| INSTRUCTIONS FOR THE TASK |
Count the lines in the data below where the string "신규공급과" occurs, please, and give the number alone.
── WORKING DATA
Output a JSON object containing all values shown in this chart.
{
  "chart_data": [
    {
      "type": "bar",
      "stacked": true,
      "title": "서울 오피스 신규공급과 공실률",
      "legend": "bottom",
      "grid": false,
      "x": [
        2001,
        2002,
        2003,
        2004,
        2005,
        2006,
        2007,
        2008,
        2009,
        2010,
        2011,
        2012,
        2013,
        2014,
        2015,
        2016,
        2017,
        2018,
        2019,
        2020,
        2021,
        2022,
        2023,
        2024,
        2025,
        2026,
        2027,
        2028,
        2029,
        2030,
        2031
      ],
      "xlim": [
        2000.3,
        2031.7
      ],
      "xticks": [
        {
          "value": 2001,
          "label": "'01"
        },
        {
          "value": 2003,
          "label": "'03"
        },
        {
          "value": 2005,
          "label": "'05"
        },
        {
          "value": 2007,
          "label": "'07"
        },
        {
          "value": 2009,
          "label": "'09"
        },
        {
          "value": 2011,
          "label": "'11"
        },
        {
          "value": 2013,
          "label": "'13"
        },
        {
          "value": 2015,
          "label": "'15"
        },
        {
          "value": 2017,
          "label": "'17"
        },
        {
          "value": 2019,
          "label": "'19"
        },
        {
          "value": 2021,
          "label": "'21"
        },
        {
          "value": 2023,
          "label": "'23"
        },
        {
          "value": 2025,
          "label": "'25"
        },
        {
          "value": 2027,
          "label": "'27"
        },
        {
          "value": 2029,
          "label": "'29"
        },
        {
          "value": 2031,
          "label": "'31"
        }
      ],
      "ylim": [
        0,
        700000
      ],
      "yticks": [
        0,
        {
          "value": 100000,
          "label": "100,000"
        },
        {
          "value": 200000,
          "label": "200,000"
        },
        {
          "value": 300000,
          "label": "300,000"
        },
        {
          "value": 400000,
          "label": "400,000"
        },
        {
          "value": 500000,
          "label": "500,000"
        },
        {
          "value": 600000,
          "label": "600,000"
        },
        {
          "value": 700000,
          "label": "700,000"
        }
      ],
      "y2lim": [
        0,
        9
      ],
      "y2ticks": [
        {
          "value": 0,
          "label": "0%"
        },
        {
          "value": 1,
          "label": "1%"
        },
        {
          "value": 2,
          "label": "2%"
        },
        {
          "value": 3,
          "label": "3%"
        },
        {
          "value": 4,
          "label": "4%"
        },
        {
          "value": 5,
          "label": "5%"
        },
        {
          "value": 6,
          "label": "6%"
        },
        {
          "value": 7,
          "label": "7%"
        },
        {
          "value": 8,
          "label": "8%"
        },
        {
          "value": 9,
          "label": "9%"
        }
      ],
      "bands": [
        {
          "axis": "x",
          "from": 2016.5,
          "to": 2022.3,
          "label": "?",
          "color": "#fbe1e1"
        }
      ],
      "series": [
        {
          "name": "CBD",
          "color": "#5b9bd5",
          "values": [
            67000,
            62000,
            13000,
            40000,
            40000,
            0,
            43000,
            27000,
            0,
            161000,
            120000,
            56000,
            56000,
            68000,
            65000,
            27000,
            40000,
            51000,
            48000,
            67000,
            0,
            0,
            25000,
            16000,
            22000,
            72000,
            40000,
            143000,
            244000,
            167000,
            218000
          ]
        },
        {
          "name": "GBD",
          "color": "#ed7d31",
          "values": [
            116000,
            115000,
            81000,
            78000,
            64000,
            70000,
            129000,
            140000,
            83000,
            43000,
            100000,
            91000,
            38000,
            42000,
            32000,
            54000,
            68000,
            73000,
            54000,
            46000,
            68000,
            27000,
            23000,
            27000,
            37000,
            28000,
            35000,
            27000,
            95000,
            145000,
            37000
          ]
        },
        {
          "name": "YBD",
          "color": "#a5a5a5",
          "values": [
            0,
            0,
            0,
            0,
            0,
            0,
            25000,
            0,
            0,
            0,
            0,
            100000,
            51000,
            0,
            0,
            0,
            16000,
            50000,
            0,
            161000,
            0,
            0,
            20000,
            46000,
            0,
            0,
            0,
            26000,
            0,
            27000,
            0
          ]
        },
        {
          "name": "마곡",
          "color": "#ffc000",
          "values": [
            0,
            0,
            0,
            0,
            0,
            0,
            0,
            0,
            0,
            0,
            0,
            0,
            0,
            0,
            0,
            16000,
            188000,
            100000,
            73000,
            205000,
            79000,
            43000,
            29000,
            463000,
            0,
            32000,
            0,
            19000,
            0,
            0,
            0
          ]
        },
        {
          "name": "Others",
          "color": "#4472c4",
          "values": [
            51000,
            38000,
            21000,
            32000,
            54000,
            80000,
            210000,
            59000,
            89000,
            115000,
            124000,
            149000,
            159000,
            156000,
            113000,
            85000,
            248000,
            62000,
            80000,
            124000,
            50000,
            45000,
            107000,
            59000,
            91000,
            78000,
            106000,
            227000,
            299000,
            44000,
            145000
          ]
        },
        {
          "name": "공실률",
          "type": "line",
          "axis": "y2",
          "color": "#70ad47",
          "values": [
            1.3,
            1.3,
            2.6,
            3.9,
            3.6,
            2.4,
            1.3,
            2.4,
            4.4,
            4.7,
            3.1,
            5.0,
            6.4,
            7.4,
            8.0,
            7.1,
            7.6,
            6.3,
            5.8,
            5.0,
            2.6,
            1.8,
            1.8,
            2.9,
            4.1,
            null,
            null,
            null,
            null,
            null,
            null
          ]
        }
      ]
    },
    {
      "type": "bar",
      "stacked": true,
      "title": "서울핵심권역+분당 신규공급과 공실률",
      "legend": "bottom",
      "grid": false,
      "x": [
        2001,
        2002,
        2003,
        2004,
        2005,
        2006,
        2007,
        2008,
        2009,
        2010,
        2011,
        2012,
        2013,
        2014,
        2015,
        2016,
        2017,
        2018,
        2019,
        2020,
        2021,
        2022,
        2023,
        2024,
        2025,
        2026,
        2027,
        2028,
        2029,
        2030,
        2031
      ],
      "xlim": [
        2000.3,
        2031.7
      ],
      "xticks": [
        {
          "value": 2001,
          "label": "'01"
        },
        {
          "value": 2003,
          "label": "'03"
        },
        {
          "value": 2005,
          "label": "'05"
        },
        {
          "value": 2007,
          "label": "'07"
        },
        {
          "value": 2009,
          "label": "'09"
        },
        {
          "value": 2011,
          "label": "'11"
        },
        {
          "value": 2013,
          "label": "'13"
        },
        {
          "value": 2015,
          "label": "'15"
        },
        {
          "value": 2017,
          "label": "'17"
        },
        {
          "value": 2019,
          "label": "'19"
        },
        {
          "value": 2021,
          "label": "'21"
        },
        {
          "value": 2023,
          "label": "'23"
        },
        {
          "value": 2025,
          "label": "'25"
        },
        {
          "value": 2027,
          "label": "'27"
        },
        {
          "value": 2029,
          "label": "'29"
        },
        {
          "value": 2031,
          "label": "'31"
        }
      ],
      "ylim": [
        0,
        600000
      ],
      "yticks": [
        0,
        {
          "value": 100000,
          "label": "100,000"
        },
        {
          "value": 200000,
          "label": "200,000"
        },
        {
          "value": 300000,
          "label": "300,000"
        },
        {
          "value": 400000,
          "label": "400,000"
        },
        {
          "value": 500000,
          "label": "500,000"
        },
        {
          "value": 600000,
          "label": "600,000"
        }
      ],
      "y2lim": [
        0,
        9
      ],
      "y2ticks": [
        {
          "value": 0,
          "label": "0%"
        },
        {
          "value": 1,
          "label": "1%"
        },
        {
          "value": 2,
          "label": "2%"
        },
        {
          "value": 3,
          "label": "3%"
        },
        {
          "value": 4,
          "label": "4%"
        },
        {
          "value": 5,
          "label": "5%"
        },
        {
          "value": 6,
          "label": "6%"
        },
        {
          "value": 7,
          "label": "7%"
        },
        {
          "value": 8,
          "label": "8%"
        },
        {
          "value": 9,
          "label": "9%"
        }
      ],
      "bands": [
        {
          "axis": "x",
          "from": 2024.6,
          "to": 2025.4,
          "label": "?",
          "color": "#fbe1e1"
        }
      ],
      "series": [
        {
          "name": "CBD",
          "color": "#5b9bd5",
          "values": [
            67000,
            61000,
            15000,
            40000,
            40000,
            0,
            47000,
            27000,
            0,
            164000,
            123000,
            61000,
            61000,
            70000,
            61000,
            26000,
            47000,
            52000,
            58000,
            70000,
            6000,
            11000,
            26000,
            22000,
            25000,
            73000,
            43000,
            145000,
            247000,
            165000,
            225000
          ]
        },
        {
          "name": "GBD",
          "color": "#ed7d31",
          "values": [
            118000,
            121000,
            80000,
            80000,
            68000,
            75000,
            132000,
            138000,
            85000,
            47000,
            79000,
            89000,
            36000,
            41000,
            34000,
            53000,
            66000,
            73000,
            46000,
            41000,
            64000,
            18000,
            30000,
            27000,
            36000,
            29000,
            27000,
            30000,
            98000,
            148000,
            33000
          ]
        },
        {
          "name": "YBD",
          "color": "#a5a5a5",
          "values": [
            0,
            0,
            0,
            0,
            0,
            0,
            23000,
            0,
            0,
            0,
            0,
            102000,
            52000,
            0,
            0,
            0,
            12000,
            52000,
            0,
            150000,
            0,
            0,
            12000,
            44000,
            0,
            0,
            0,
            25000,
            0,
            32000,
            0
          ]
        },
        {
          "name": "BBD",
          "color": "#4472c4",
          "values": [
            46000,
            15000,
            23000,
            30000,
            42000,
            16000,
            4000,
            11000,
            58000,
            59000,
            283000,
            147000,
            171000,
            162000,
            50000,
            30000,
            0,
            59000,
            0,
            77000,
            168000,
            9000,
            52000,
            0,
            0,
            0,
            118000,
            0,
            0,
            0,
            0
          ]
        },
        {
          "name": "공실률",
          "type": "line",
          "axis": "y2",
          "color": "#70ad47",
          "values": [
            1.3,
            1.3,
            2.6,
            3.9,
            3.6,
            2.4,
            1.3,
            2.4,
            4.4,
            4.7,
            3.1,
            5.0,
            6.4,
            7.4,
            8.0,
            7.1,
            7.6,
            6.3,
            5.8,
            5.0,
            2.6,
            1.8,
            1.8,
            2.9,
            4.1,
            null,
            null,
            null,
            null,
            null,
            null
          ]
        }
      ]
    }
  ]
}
────
| TASK RESULT |
2